WHAT YOU WILL DO: Write out each entry, exactly the way it appears.

[Data items]

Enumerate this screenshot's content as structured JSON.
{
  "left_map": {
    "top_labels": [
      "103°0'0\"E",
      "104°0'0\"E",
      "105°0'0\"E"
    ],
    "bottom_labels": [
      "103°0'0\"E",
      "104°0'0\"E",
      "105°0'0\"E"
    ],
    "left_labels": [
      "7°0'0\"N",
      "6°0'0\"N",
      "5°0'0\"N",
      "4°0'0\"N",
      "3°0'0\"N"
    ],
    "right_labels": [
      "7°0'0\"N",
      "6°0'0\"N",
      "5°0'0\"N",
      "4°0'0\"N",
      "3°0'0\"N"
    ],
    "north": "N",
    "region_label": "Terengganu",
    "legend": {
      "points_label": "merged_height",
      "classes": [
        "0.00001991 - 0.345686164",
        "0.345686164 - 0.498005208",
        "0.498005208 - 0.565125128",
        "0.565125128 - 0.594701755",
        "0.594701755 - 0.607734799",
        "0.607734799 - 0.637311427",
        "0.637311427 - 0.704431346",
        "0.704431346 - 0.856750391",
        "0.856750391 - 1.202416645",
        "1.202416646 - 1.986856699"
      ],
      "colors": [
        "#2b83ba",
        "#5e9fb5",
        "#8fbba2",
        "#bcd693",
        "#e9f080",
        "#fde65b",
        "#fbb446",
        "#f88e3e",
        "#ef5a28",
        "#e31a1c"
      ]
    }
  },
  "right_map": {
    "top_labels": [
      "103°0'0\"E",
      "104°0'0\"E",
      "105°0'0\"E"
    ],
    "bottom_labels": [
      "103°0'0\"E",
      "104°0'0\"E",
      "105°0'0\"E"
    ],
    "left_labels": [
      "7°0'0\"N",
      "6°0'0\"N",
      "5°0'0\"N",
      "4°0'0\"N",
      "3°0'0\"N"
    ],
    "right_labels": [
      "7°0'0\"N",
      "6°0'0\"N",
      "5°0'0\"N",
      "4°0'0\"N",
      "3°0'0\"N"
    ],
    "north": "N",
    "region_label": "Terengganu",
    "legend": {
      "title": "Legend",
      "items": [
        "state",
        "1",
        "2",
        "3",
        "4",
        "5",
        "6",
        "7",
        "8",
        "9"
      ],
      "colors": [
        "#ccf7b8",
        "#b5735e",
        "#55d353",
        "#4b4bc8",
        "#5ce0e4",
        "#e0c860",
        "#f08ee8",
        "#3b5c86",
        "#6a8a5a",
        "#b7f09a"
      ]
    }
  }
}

TASK OUTPUT:
Enumerate this screenshot's content as structured JSON.
{
  "left_map": {
    "top_labels": [
      "103°0'0\"E",
      "104°0'0\"E",
      "105°0'0\"E"
    ],
    "bottom_labels": [
      "103°0'0\"E",
      "104°0'0\"E",
      "105°0'0\"E"
    ],
    "left_labels": [
      "7°0'0\"N",
      "6°0'0\"N",
      "5°0'0\"N",
      "4°0'0\"N",
      "3°0'0\"N"
    ],
    "right_labels": [
      "7°0'0\"N",
      "6°0'0\"N",
      "5°0'0\"N",
      "4°0'0\"N",
      "3°0'0\"N"
    ],
    "north": "N",
    "region_label": "Terengganu",
    "legend": {
      "points_label": "merged_height",
      "classes": [
        "0.00001991 - 0.345686164",
        "0.345686164 - 0.498005208",
        "0.498005208 - 0.565125128",
        "0.565125128 - 0.594701755",
        "0.594701755 - 0.607734799",
        "0.607734799 - 0.637311427",
        "0.637311427 - 0.704431346",
        "0.704431346 - 0.856750391",
        "0.856750391 - 1.202416645",
        "1.202416646 - 1.986856699"
      ],
      "colors": [
        "#2b83ba",
        "#5e9fb5",
        "#8fbba2",
        "#bcd693",
        "#e9f080",
        "#fde65b",
        "#fbb446",
        "#f88e3e",
        "#ef5a28",
        "#e31a1c"
      ]
    }
  },
  "right_map": {
    "top_labels": [
      "103°0'0\"E",
      "104°0'0\"E",
      "105°0'0\"E"
    ],
    "bottom_labels": [
      "103°0'0\"E",
      "104°0'0\"E",
      "105°0'0\"E"
    ],
    "left_labels": [
      "7°0'0\"N",
      "6°0'0\"N",
      "5°0'0\"N",
      "4°0'0\"N",
      "3°0'0\"N"
    ],
    "right_labels": [
      "7°0'0\"N",
      "6°0'0\"N",
      "5°0'0\"N",
      "4°0'0\"N",
      "3°0'0\"N"
    ],
    "north": "N",
    "region_label": "Terengganu",
    "legend": {
      "title": "Legend",
      "items": [
        "state",
        "1",
        "2",
        "3",
        "4",
        "5",
        "6",
        "7",
        "8",
        "9"
      ],
      "colors": [
        "#ccf7b8",
        "#b5735e",
        "#55d353",
        "#4b4bc8",
        "#5ce0e4",
        "#e0c860",
        "#f08ee8",
        "#3b5c86",
        "#6a8a5a",
        "#b7f09a"
      ]
    }
  }
}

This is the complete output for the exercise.